## start Records

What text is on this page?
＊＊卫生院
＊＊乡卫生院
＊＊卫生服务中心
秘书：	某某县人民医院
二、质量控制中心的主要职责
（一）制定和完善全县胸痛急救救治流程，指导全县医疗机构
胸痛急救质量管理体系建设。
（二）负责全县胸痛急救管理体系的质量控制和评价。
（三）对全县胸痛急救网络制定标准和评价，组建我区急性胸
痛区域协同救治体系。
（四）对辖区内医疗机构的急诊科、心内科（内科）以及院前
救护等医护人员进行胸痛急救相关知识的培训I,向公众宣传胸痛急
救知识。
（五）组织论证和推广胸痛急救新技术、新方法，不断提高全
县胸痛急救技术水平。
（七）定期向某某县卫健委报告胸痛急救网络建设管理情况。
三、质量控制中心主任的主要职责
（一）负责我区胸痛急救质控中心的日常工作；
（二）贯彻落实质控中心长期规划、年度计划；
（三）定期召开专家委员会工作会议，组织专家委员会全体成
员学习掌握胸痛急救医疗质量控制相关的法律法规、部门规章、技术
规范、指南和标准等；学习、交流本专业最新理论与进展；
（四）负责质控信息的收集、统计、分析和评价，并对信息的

## end Records

- [What the exercise asks] Retype the listing above in full, with no alterations.

- [Output for this task]
What text is on this page?
＊＊卫生院
＊＊乡卫生院
＊＊卫生服务中心
秘书：	某某县人民医院
二、质量控制中心的主要职责
（一）制定和完善全县胸痛急救救治流程，指导全县医疗机构
胸痛急救质量管理体系建设。
（二）负责全县胸痛急救管理体系的质量控制和评价。
（三）对全县胸痛急救网络制定标准和评价，组建我区急性胸
痛区域协同救治体系。
（四）对辖区内医疗机构的急诊科、心内科（内科）以及院前
救护等医护人员进行胸痛急救相关知识的培训I,向公众宣传胸痛急
救知识。
（五）组织论证和推广胸痛急救新技术、新方法，不断提高全
县胸痛急救技术水平。
（七）定期向某某县卫健委报告胸痛急救网络建设管理情况。
三、质量控制中心主任的主要职责
（一）负责我区胸痛急救质控中心的日常工作；
（二）贯彻落实质控中心长期规划、年度计划；
（三）定期召开专家委员会工作会议，组织专家委员会全体成
员学习掌握胸痛急救医疗质量控制相关的法律法规、部门规章、技术
规范、指南和标准等；学习、交流本专业最新理论与进展；
（四）负责质控信息的收集、统计、分析和评价，并对信息的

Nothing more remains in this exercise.